**TASK DESCRIPTION:**
Please list all lines of the material below in which the string "What" occurs.

start DATASET ROWS

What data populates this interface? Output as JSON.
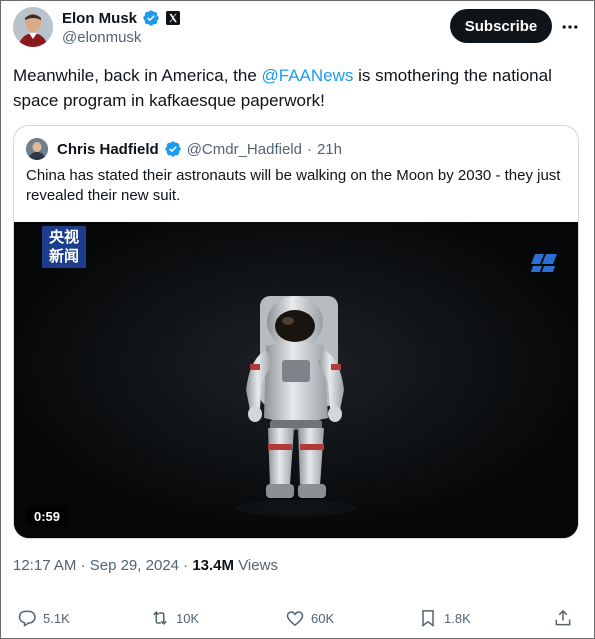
{
  "author": {
    "name": "Elon Musk",
    "handle": "@elonmusk"
  },
  "header": {
    "subscribe_label": "Subscribe"
  },
  "tweet": {
    "text_before": "Meanwhile, back in America, the ",
    "mention": "@FAANews",
    "text_after": " is smothering the national space program in kafkaesque paperwork!"
  },
  "quote": {
    "name": "Chris Hadfield",
    "handle": "@Cmdr_Hadfield",
    "dot": "·",
    "time": "21h",
    "text": "China has stated their astronauts will be walking on the Moon by 2030 - they just revealed their new suit.",
    "video": {
      "logo_line1": "央视",
      "logo_line2": "新闻",
      "duration": "0:59"
    }
  },
  "meta": {
    "time": "12:17 AM",
    "date": "Sep 29, 2024",
    "sep": "·",
    "views_count": "13.4M",
    "views_label": "Views"
  },
  "actions": {
    "replies": "5.1K",
    "reposts": "10K",
    "likes": "60K",
    "bookmarks": "1.8K"
  },
  "icons": [
    "verified-icon",
    "x-logo-icon",
    "more-icon",
    "reply-icon",
    "repost-icon",
    "like-icon",
    "bookmark-icon",
    "share-icon"
  ],
  "colors": {
    "accent": "#1d9bf0",
    "text": "#0f1419",
    "muted": "#536471",
    "border": "#cfd9de",
    "button_bg": "#0f1419"
  }
}
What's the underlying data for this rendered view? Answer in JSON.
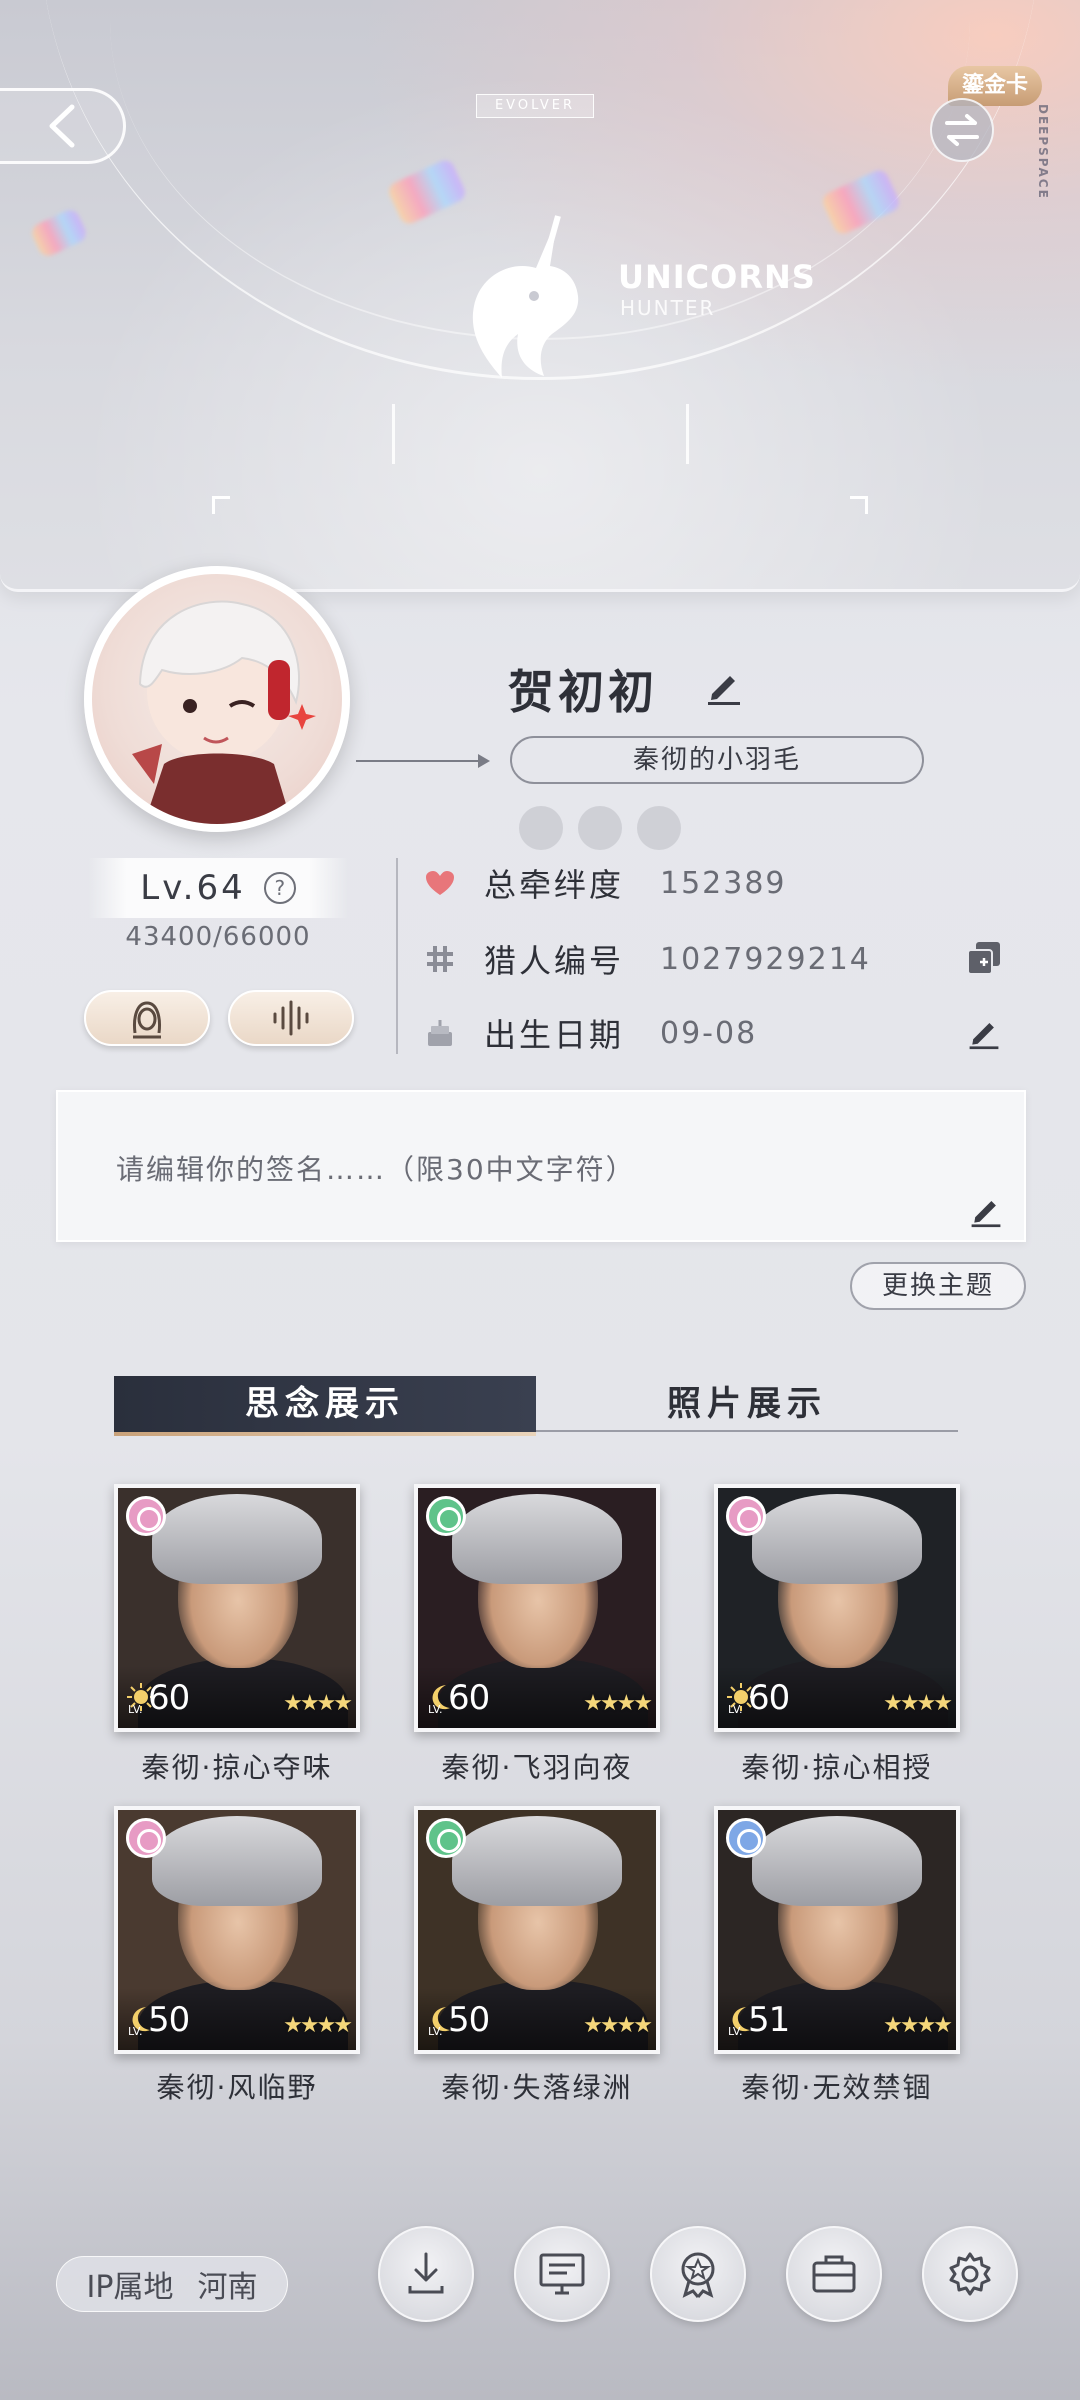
{
  "banner": {
    "tag": "EVOLVER",
    "gold_card_label": "鎏金卡",
    "brand_vertical": "DEEPSPACE",
    "logo_title": "UNICORNS",
    "logo_subtitle": "HUNTER"
  },
  "profile": {
    "name": "贺初初",
    "title_badge": "秦彻的小羽毛",
    "level_label": "Lv.64",
    "exp": "43400/66000",
    "stats": [
      {
        "icon": "heart-icon",
        "label": "总牵绊度",
        "value": "152389"
      },
      {
        "icon": "hash-icon",
        "label": "猎人编号",
        "value": "1027929214"
      },
      {
        "icon": "cake-icon",
        "label": "出生日期",
        "value": "09-08"
      }
    ],
    "signature_placeholder": "请编辑你的签名……（限30中文字符）",
    "change_theme_label": "更换主题"
  },
  "tabs": [
    {
      "label": "思念展示",
      "active": true
    },
    {
      "label": "照片展示",
      "active": false
    }
  ],
  "cards": [
    {
      "name": "秦彻·掠心夺味",
      "level": "60",
      "badge_color": "#e79bc4",
      "level_icon": "sun",
      "bg": "#3a302c"
    },
    {
      "name": "秦彻·飞羽向夜",
      "level": "60",
      "badge_color": "#5fc38a",
      "level_icon": "moon",
      "bg": "#2a1e22"
    },
    {
      "name": "秦彻·掠心相授",
      "level": "60",
      "badge_color": "#e79bc4",
      "level_icon": "sun",
      "bg": "#1f2226"
    },
    {
      "name": "秦彻·风临野",
      "level": "50",
      "badge_color": "#e79bc4",
      "level_icon": "moon",
      "bg": "#4a3a30"
    },
    {
      "name": "秦彻·失落绿洲",
      "level": "50",
      "badge_color": "#5fc38a",
      "level_icon": "moon",
      "bg": "#3e3226"
    },
    {
      "name": "秦彻·无效禁锢",
      "level": "51",
      "badge_color": "#7ea7e6",
      "level_icon": "moon",
      "bg": "#2c2624"
    }
  ],
  "footer": {
    "ip_label": "IP属地",
    "ip_value": "河南"
  }
}
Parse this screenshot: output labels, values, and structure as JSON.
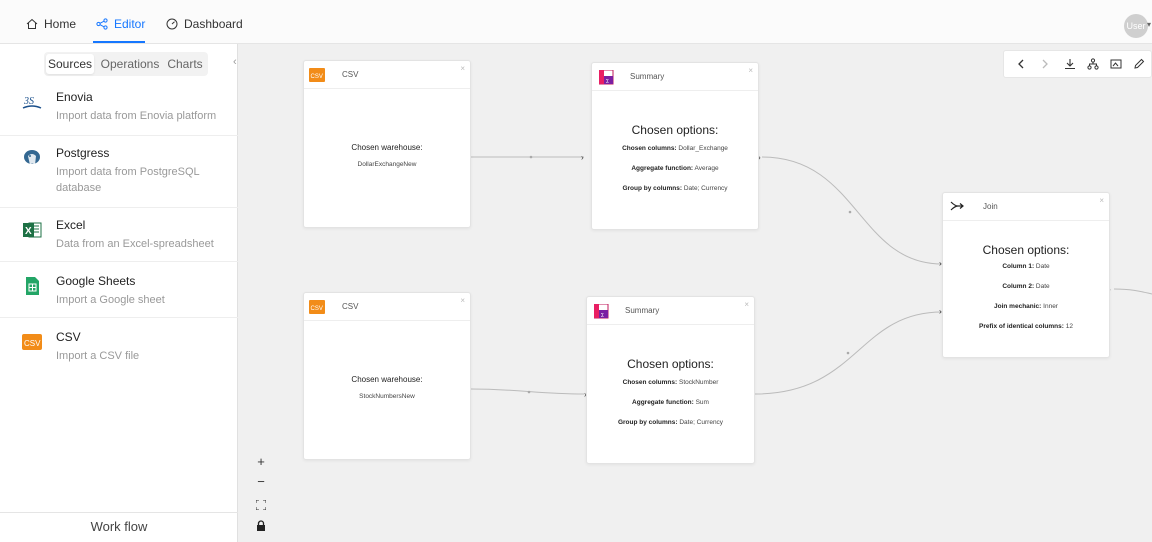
{
  "topbar": {
    "nav": [
      "Home",
      "Editor",
      "Dashboard"
    ],
    "user": "User"
  },
  "sidebar": {
    "tabs": [
      "Sources",
      "Operations",
      "Charts"
    ],
    "sources": [
      {
        "title": "Enovia",
        "desc": "Import data from Enovia platform"
      },
      {
        "title": "Postgress",
        "desc": "Import data from PostgreSQL database"
      },
      {
        "title": "Excel",
        "desc": "Data from an Excel-spreadsheet"
      },
      {
        "title": "Google Sheets",
        "desc": "Import a Google sheet"
      },
      {
        "title": "CSV",
        "desc": "Import a CSV file"
      }
    ],
    "workflow": "Work flow"
  },
  "nodes": {
    "csv1": {
      "title": "CSV",
      "icon_text": "CSV",
      "label": "Chosen warehouse:",
      "value": "DollarExchangeNew"
    },
    "csv2": {
      "title": "CSV",
      "icon_text": "CSV",
      "label": "Chosen warehouse:",
      "value": "StockNumbersNew"
    },
    "sum1": {
      "title": "Summary",
      "heading": "Chosen options:",
      "options": [
        {
          "k": "Chosen columns:",
          "v": "Dollar_Exchange"
        },
        {
          "k": "Aggregate function:",
          "v": "Average"
        },
        {
          "k": "Group by columns:",
          "v": "Date; Currency"
        }
      ]
    },
    "sum2": {
      "title": "Summary",
      "heading": "Chosen options:",
      "options": [
        {
          "k": "Chosen columns:",
          "v": "StockNumber"
        },
        {
          "k": "Aggregate function:",
          "v": "Sum"
        },
        {
          "k": "Group by columns:",
          "v": "Date; Currency"
        }
      ]
    },
    "join": {
      "title": "Join",
      "heading": "Chosen options:",
      "options": [
        {
          "k": "Column 1:",
          "v": "Date"
        },
        {
          "k": "Column 2:",
          "v": "Date"
        },
        {
          "k": "Join mechanic:",
          "v": "Inner"
        },
        {
          "k": "Prefix of identical columns:",
          "v": "12"
        }
      ]
    }
  },
  "colors": {
    "accent": "#1677ff",
    "csv_orange": "#f28c18",
    "excel_green": "#1e7145",
    "sheets_green": "#23a566"
  }
}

end DATASET ROWS

**EXERCISE RESULT:**
What data populates this interface? Output as JSON.
What's the underlying data for this rendered view? Answer in JSON.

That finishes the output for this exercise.